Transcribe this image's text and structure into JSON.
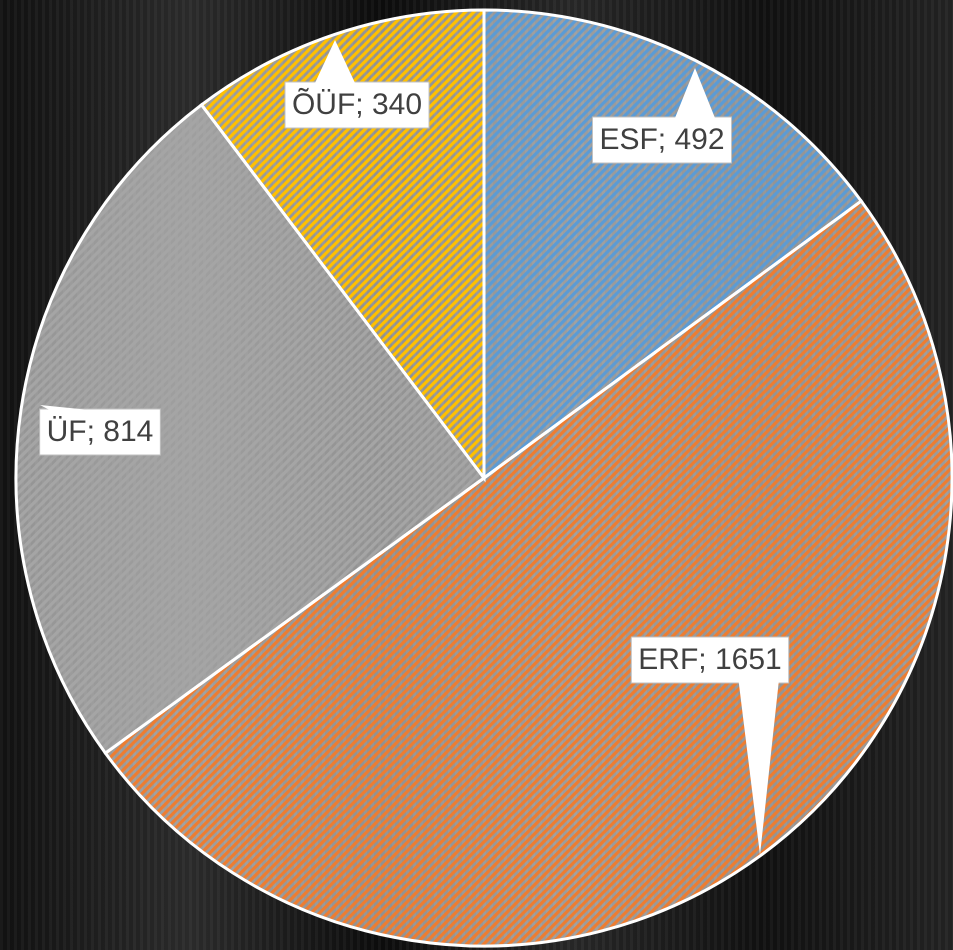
{
  "chart_data": {
    "type": "pie",
    "values": [
      492,
      1651,
      814,
      340
    ],
    "value_labels": [
      "ESF; 492",
      "ERF; 1651",
      "ÜF; 814",
      "ÕÜF; 340"
    ],
    "colors": [
      "#5b9bd5",
      "#ed7d31",
      "#a5a5a5",
      "#ffc000"
    ]
  }
}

* Work required
Give all the entries again exactly, dropping each picture.

* Task response
Transcribe this image's text and structure into JSON.
{
  "chart_data": {
    "type": "pie",
    "values": [
      492,
      1651,
      814,
      340
    ],
    "value_labels": [
      "ESF; 492",
      "ERF; 1651",
      "ÜF; 814",
      "ÕÜF; 340"
    ],
    "colors": [
      "#5b9bd5",
      "#ed7d31",
      "#a5a5a5",
      "#ffc000"
    ]
  }
}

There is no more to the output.